## Task to carry out
Return all lines that include the string "subtitle".

* BEGIN Materials provided *

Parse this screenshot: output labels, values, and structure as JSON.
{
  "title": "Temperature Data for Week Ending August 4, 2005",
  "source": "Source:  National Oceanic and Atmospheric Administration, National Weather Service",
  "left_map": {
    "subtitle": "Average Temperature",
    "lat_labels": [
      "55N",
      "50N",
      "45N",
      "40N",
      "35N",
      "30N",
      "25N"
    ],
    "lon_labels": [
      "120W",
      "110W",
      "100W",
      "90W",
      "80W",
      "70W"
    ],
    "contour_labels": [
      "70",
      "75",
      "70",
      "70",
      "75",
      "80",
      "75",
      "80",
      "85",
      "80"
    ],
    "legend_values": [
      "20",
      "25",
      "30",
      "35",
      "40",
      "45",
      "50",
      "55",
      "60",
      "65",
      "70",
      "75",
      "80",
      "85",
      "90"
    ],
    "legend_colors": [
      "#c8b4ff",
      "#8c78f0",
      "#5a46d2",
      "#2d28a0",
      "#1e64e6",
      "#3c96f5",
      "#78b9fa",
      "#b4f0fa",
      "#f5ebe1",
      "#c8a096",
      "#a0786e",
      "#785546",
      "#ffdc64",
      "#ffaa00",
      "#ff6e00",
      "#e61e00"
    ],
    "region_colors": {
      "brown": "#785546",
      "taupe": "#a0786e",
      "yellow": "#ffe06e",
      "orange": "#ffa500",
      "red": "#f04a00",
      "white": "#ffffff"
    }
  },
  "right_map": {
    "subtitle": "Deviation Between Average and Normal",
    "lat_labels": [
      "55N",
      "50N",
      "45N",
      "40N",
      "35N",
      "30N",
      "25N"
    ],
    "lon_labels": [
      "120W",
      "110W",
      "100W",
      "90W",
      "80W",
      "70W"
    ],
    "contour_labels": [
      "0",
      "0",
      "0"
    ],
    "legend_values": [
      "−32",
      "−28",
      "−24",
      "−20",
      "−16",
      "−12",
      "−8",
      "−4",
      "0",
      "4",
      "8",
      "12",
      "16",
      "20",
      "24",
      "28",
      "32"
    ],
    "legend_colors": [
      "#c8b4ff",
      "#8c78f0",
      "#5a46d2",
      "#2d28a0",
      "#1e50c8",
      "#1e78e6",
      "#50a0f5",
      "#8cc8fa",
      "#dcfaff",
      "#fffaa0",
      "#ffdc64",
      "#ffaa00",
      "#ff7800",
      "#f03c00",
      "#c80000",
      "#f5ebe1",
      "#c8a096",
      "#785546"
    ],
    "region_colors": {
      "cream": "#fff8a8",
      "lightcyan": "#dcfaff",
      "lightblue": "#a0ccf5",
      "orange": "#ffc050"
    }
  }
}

* END Materials provided *

## Complete response
    "subtitle": "Average Temperature",
    "subtitle": "Deviation Between Average and Normal",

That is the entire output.